→ DATA FOR THIS TASK:
◆ ◆ ◆ ◆ ◆

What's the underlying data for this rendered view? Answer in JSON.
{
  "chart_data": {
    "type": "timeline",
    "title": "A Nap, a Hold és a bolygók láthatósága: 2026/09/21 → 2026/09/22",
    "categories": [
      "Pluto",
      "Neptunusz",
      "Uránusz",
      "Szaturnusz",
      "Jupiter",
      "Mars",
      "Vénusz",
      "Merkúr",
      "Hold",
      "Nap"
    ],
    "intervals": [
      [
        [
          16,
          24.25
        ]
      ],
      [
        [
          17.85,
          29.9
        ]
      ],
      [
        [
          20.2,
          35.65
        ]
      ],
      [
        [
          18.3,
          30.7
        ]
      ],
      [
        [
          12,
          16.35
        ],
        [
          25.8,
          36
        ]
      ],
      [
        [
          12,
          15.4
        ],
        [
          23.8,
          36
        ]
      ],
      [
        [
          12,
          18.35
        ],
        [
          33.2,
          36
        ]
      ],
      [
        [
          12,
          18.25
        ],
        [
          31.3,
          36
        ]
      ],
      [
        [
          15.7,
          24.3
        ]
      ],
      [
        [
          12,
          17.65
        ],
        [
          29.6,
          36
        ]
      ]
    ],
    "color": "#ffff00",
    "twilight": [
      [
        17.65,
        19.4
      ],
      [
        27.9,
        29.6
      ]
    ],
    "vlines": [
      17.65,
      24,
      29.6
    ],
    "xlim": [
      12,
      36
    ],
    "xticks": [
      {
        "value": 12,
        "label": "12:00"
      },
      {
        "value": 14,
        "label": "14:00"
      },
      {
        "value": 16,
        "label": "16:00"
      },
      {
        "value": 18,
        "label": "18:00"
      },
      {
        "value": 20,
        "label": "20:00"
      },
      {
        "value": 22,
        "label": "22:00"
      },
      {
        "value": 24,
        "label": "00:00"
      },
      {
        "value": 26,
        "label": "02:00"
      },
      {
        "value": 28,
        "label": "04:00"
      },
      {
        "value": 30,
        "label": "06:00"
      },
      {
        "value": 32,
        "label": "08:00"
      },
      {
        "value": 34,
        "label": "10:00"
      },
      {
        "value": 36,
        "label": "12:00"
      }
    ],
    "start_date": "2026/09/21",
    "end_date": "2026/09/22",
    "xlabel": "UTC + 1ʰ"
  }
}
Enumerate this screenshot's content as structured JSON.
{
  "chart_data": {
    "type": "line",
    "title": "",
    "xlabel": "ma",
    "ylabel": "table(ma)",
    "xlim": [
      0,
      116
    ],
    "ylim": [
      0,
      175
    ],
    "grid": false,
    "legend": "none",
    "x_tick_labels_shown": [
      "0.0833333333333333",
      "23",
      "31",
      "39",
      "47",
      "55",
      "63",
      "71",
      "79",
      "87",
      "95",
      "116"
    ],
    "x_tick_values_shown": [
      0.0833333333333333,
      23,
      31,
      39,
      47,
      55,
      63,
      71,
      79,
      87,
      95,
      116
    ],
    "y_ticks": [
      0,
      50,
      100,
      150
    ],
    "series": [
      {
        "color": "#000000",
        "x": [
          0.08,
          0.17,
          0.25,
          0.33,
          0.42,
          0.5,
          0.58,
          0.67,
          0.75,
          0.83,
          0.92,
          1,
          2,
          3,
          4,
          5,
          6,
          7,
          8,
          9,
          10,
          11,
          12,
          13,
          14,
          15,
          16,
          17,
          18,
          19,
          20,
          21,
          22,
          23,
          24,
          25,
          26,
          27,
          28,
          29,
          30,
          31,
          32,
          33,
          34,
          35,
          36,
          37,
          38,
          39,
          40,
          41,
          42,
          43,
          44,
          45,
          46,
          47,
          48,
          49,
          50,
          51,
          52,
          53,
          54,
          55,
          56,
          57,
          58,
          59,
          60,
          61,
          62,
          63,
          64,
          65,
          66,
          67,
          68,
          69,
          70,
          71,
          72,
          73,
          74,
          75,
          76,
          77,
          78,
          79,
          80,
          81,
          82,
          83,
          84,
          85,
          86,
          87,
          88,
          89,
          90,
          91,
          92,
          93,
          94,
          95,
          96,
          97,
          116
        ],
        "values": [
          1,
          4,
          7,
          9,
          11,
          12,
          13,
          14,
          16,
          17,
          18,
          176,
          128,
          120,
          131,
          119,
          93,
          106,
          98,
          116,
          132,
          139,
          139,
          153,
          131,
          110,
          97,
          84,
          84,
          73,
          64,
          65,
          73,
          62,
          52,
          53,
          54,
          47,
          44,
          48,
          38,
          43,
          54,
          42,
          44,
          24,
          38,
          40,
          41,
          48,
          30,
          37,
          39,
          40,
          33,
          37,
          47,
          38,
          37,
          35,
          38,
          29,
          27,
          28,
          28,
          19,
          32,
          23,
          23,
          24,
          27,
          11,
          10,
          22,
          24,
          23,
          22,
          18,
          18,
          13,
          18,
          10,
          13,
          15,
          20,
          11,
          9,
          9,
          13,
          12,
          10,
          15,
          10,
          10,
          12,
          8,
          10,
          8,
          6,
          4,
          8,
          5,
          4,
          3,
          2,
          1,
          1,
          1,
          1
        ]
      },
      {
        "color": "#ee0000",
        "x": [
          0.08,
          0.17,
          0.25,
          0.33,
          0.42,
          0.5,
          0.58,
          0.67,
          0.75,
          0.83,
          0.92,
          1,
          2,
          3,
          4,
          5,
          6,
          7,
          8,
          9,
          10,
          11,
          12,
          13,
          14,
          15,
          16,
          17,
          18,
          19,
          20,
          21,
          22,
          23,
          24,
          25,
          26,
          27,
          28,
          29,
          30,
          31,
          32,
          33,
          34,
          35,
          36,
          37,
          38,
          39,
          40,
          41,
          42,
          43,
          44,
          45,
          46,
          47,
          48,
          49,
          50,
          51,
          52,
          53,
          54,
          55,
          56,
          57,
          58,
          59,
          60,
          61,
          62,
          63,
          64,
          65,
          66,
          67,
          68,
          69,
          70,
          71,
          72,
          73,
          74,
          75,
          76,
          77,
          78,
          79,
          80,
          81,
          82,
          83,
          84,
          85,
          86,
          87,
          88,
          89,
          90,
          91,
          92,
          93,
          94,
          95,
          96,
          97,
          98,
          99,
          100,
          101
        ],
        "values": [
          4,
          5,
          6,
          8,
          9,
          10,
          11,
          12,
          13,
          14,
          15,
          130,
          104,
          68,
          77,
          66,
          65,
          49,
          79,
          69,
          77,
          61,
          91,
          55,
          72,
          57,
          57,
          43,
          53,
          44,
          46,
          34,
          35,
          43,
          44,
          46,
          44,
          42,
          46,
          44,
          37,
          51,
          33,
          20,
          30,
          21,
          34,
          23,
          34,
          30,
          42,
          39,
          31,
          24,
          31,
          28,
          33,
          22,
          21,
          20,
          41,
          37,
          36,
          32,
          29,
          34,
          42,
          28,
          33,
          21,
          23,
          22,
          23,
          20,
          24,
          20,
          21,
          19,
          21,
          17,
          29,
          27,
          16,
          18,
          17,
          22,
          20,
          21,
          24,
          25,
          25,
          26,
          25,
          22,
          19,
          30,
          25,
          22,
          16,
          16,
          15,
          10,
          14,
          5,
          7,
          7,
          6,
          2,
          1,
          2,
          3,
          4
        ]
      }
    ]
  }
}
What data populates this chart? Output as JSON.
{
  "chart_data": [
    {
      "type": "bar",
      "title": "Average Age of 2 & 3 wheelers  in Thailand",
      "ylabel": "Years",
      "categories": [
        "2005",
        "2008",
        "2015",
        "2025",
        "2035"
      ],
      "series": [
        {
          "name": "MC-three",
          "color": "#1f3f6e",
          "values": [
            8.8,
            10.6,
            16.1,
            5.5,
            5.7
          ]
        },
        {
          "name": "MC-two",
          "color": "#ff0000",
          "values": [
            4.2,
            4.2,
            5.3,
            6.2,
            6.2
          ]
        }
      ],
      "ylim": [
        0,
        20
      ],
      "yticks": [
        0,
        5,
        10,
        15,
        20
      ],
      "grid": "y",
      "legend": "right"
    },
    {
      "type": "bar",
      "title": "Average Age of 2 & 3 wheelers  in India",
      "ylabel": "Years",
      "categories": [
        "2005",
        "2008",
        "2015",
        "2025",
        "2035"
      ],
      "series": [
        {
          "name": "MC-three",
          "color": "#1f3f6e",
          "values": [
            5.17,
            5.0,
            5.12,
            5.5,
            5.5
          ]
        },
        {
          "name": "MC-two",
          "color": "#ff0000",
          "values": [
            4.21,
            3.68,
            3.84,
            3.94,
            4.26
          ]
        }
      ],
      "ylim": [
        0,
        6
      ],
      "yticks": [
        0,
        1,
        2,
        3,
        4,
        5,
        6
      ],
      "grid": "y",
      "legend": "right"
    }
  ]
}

◆ ◆ ◆ ◆ ◆

Wherever the string "JSON" appears in the entries above, list that line.

→ RESPONSE:
What's the underlying data for this rendered view? Answer in JSON.
Enumerate this screenshot's content as structured JSON.
What data populates this chart? Output as JSON.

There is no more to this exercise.